> **Exercise goal**: Reproduce the records. Keep every word exact and include no images.
[Start Stored data]
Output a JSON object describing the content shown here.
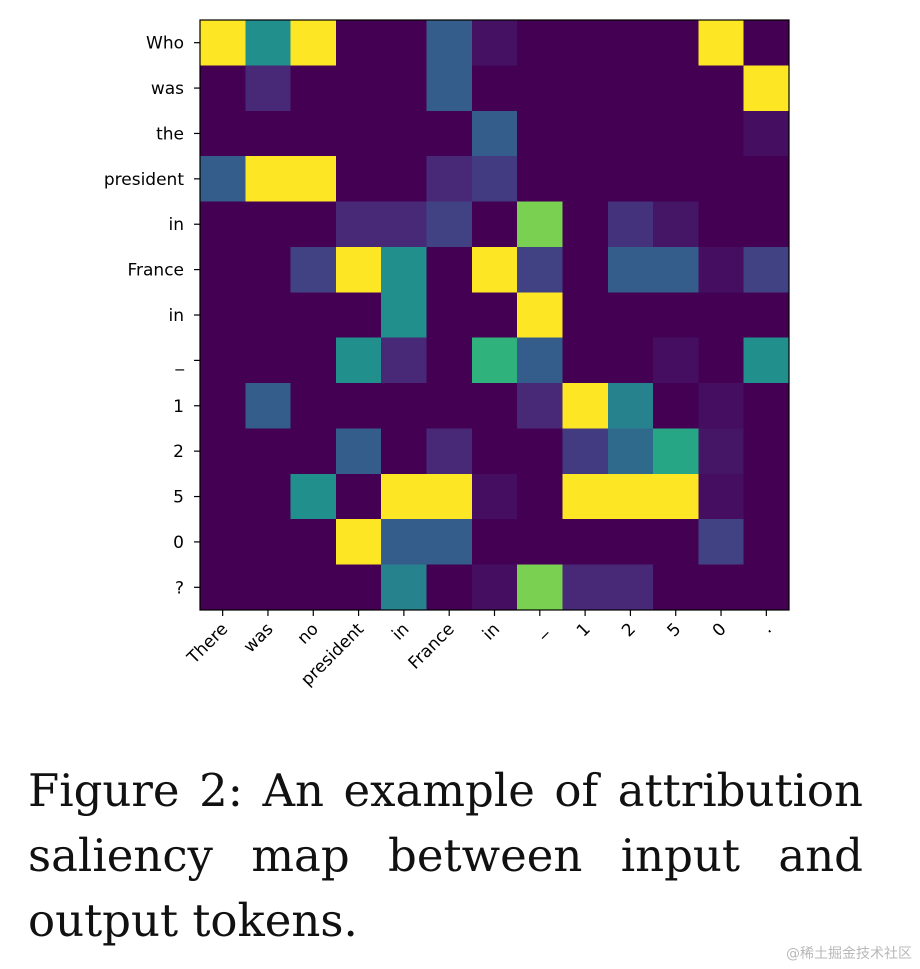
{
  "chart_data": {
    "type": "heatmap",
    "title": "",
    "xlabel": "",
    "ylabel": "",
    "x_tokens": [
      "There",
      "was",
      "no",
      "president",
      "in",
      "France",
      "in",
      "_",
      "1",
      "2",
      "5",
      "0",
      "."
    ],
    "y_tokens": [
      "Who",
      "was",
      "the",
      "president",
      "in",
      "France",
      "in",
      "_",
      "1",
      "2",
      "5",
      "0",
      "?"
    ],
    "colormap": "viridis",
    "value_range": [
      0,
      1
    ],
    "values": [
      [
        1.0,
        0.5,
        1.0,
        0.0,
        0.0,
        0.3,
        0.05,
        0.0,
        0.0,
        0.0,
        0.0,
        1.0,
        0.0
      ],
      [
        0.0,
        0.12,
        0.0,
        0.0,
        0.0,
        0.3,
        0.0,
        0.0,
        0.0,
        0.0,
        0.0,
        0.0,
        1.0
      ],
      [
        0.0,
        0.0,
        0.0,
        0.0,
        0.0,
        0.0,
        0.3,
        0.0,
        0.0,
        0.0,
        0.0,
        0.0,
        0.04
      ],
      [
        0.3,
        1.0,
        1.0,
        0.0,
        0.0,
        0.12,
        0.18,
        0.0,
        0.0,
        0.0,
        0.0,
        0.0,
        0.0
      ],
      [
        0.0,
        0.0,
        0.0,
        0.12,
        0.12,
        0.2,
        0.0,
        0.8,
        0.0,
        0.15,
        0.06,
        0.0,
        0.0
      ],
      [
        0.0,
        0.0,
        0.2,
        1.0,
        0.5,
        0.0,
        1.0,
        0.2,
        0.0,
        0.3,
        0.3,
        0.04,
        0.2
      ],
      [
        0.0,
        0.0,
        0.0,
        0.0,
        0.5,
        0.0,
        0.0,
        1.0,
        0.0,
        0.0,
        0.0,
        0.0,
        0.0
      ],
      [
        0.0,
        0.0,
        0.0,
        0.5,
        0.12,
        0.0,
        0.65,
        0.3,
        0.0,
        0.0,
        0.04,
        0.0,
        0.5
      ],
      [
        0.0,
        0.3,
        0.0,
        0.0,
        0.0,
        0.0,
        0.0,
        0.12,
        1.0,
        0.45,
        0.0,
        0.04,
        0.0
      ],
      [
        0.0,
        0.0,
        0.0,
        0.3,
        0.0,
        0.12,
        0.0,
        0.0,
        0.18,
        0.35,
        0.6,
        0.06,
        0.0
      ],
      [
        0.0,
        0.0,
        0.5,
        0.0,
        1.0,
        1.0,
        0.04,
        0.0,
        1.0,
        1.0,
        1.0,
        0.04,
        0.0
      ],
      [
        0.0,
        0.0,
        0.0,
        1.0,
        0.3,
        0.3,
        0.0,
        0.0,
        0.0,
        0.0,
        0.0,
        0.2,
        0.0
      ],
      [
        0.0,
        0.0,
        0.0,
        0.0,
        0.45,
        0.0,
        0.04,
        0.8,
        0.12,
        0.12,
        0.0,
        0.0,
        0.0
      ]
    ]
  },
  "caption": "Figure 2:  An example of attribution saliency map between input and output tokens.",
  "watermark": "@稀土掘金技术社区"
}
[End Stored data]
> **Worked solution**:
Output a JSON object describing the content shown here.
{
  "chart_data": {
    "type": "heatmap",
    "title": "",
    "xlabel": "",
    "ylabel": "",
    "x_tokens": [
      "There",
      "was",
      "no",
      "president",
      "in",
      "France",
      "in",
      "_",
      "1",
      "2",
      "5",
      "0",
      "."
    ],
    "y_tokens": [
      "Who",
      "was",
      "the",
      "president",
      "in",
      "France",
      "in",
      "_",
      "1",
      "2",
      "5",
      "0",
      "?"
    ],
    "colormap": "viridis",
    "value_range": [
      0,
      1
    ],
    "values": [
      [
        1.0,
        0.5,
        1.0,
        0.0,
        0.0,
        0.3,
        0.05,
        0.0,
        0.0,
        0.0,
        0.0,
        1.0,
        0.0
      ],
      [
        0.0,
        0.12,
        0.0,
        0.0,
        0.0,
        0.3,
        0.0,
        0.0,
        0.0,
        0.0,
        0.0,
        0.0,
        1.0
      ],
      [
        0.0,
        0.0,
        0.0,
        0.0,
        0.0,
        0.0,
        0.3,
        0.0,
        0.0,
        0.0,
        0.0,
        0.0,
        0.04
      ],
      [
        0.3,
        1.0,
        1.0,
        0.0,
        0.0,
        0.12,
        0.18,
        0.0,
        0.0,
        0.0,
        0.0,
        0.0,
        0.0
      ],
      [
        0.0,
        0.0,
        0.0,
        0.12,
        0.12,
        0.2,
        0.0,
        0.8,
        0.0,
        0.15,
        0.06,
        0.0,
        0.0
      ],
      [
        0.0,
        0.0,
        0.2,
        1.0,
        0.5,
        0.0,
        1.0,
        0.2,
        0.0,
        0.3,
        0.3,
        0.04,
        0.2
      ],
      [
        0.0,
        0.0,
        0.0,
        0.0,
        0.5,
        0.0,
        0.0,
        1.0,
        0.0,
        0.0,
        0.0,
        0.0,
        0.0
      ],
      [
        0.0,
        0.0,
        0.0,
        0.5,
        0.12,
        0.0,
        0.65,
        0.3,
        0.0,
        0.0,
        0.04,
        0.0,
        0.5
      ],
      [
        0.0,
        0.3,
        0.0,
        0.0,
        0.0,
        0.0,
        0.0,
        0.12,
        1.0,
        0.45,
        0.0,
        0.04,
        0.0
      ],
      [
        0.0,
        0.0,
        0.0,
        0.3,
        0.0,
        0.12,
        0.0,
        0.0,
        0.18,
        0.35,
        0.6,
        0.06,
        0.0
      ],
      [
        0.0,
        0.0,
        0.5,
        0.0,
        1.0,
        1.0,
        0.04,
        0.0,
        1.0,
        1.0,
        1.0,
        0.04,
        0.0
      ],
      [
        0.0,
        0.0,
        0.0,
        1.0,
        0.3,
        0.3,
        0.0,
        0.0,
        0.0,
        0.0,
        0.0,
        0.2,
        0.0
      ],
      [
        0.0,
        0.0,
        0.0,
        0.0,
        0.45,
        0.0,
        0.04,
        0.8,
        0.12,
        0.12,
        0.0,
        0.0,
        0.0
      ]
    ]
  },
  "caption": "Figure 2:  An example of attribution saliency map between input and output tokens.",
  "watermark": "@稀土掘金技术社区"
}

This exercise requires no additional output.